_Exercise prompt_
Reproduce all of the data that follows, character for character.

___ Supplied information ___

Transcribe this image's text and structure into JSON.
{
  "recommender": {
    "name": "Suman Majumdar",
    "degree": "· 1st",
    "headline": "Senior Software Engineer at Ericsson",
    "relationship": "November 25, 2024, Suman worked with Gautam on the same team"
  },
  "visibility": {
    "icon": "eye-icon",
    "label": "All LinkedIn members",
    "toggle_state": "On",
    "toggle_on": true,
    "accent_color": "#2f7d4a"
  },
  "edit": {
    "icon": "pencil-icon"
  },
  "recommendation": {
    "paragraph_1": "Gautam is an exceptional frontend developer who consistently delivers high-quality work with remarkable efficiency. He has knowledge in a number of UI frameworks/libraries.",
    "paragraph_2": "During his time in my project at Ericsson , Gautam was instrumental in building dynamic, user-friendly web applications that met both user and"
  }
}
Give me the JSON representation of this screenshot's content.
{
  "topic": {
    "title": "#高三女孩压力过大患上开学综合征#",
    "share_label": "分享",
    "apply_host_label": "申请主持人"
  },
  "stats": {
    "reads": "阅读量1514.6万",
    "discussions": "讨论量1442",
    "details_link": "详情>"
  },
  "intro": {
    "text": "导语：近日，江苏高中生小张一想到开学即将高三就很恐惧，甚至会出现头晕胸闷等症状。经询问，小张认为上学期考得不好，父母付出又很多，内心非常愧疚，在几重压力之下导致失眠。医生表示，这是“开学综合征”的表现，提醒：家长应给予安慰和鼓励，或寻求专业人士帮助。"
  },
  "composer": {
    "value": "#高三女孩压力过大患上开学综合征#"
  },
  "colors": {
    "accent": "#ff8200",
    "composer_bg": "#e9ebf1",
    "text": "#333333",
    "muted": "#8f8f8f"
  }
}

___

_Result of this task_
Transcribe this image's text and structure into JSON.
{
  "recommender": {
    "name": "Suman Majumdar",
    "degree": "· 1st",
    "headline": "Senior Software Engineer at Ericsson",
    "relationship": "November 25, 2024, Suman worked with Gautam on the same team"
  },
  "visibility": {
    "icon": "eye-icon",
    "label": "All LinkedIn members",
    "toggle_state": "On",
    "toggle_on": true,
    "accent_color": "#2f7d4a"
  },
  "edit": {
    "icon": "pencil-icon"
  },
  "recommendation": {
    "paragraph_1": "Gautam is an exceptional frontend developer who consistently delivers high-quality work with remarkable efficiency. He has knowledge in a number of UI frameworks/libraries.",
    "paragraph_2": "During his time in my project at Ericsson , Gautam was instrumental in building dynamic, user-friendly web applications that met both user and"
  }
}
Give me the JSON representation of this screenshot's content.
{
  "topic": {
    "title": "#高三女孩压力过大患上开学综合征#",
    "share_label": "分享",
    "apply_host_label": "申请主持人"
  },
  "stats": {
    "reads": "阅读量1514.6万",
    "discussions": "讨论量1442",
    "details_link": "详情>"
  },
  "intro": {
    "text": "导语：近日，江苏高中生小张一想到开学即将高三就很恐惧，甚至会出现头晕胸闷等症状。经询问，小张认为上学期考得不好，父母付出又很多，内心非常愧疚，在几重压力之下导致失眠。医生表示，这是“开学综合征”的表现，提醒：家长应给予安慰和鼓励，或寻求专业人士帮助。"
  },
  "composer": {
    "value": "#高三女孩压力过大患上开学综合征#"
  },
  "colors": {
    "accent": "#ff8200",
    "composer_bg": "#e9ebf1",
    "text": "#333333",
    "muted": "#8f8f8f"
  }
}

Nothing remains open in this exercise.